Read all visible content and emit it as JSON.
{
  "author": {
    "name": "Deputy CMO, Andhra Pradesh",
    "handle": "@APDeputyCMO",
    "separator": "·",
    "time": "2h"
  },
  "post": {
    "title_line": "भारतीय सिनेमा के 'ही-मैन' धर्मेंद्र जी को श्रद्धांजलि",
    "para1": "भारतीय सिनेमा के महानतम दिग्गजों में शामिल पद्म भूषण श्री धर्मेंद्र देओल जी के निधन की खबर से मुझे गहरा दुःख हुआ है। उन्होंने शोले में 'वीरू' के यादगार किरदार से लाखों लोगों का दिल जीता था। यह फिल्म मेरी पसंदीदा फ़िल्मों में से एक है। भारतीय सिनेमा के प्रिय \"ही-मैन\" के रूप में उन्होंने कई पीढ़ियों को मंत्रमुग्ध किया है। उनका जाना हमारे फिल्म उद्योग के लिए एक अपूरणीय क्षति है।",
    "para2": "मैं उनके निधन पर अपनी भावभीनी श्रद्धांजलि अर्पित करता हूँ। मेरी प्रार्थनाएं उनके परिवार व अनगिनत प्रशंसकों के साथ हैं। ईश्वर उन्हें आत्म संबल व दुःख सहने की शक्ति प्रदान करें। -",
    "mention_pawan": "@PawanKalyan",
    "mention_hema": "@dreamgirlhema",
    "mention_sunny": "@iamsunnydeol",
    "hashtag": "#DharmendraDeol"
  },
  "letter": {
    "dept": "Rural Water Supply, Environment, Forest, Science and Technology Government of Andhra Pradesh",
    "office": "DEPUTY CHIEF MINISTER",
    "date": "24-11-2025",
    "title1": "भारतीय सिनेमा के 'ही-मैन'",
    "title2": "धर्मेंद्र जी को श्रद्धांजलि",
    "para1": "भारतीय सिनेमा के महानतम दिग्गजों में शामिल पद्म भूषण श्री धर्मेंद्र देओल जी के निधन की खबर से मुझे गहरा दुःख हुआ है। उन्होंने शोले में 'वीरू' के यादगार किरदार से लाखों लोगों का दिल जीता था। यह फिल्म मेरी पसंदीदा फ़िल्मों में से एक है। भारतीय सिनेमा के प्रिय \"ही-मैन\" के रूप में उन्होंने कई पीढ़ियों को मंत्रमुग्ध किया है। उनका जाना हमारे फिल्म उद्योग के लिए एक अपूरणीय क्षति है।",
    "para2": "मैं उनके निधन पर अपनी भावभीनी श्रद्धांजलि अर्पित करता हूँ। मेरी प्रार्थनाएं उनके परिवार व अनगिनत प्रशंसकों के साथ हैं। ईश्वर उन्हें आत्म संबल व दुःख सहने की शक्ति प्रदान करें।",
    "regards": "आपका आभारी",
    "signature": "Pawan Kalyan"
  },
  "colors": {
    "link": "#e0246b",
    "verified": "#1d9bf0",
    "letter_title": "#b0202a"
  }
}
++++
» **What is required**
Would you write down every record again, exactly?

» **Correct response**
Read all visible content and emit it as JSON.
{
  "author": {
    "name": "Deputy CMO, Andhra Pradesh",
    "handle": "@APDeputyCMO",
    "separator": "·",
    "time": "2h"
  },
  "post": {
    "title_line": "भारतीय सिनेमा के 'ही-मैन' धर्मेंद्र जी को श्रद्धांजलि",
    "para1": "भारतीय सिनेमा के महानतम दिग्गजों में शामिल पद्म भूषण श्री धर्मेंद्र देओल जी के निधन की खबर से मुझे गहरा दुःख हुआ है। उन्होंने शोले में 'वीरू' के यादगार किरदार से लाखों लोगों का दिल जीता था। यह फिल्म मेरी पसंदीदा फ़िल्मों में से एक है। भारतीय सिनेमा के प्रिय \"ही-मैन\" के रूप में उन्होंने कई पीढ़ियों को मंत्रमुग्ध किया है। उनका जाना हमारे फिल्म उद्योग के लिए एक अपूरणीय क्षति है।",
    "para2": "मैं उनके निधन पर अपनी भावभीनी श्रद्धांजलि अर्पित करता हूँ। मेरी प्रार्थनाएं उनके परिवार व अनगिनत प्रशंसकों के साथ हैं। ईश्वर उन्हें आत्म संबल व दुःख सहने की शक्ति प्रदान करें। -",
    "mention_pawan": "@PawanKalyan",
    "mention_hema": "@dreamgirlhema",
    "mention_sunny": "@iamsunnydeol",
    "hashtag": "#DharmendraDeol"
  },
  "letter": {
    "dept": "Rural Water Supply, Environment, Forest, Science and Technology Government of Andhra Pradesh",
    "office": "DEPUTY CHIEF MINISTER",
    "date": "24-11-2025",
    "title1": "भारतीय सिनेमा के 'ही-मैन'",
    "title2": "धर्मेंद्र जी को श्रद्धांजलि",
    "para1": "भारतीय सिनेमा के महानतम दिग्गजों में शामिल पद्म भूषण श्री धर्मेंद्र देओल जी के निधन की खबर से मुझे गहरा दुःख हुआ है। उन्होंने शोले में 'वीरू' के यादगार किरदार से लाखों लोगों का दिल जीता था। यह फिल्म मेरी पसंदीदा फ़िल्मों में से एक है। भारतीय सिनेमा के प्रिय \"ही-मैन\" के रूप में उन्होंने कई पीढ़ियों को मंत्रमुग्ध किया है। उनका जाना हमारे फिल्म उद्योग के लिए एक अपूरणीय क्षति है।",
    "para2": "मैं उनके निधन पर अपनी भावभीनी श्रद्धांजलि अर्पित करता हूँ। मेरी प्रार्थनाएं उनके परिवार व अनगिनत प्रशंसकों के साथ हैं। ईश्वर उन्हें आत्म संबल व दुःख सहने की शक्ति प्रदान करें।",
    "regards": "आपका आभारी",
    "signature": "Pawan Kalyan"
  },
  "colors": {
    "link": "#e0246b",
    "verified": "#1d9bf0",
    "letter_title": "#b0202a"
  }
}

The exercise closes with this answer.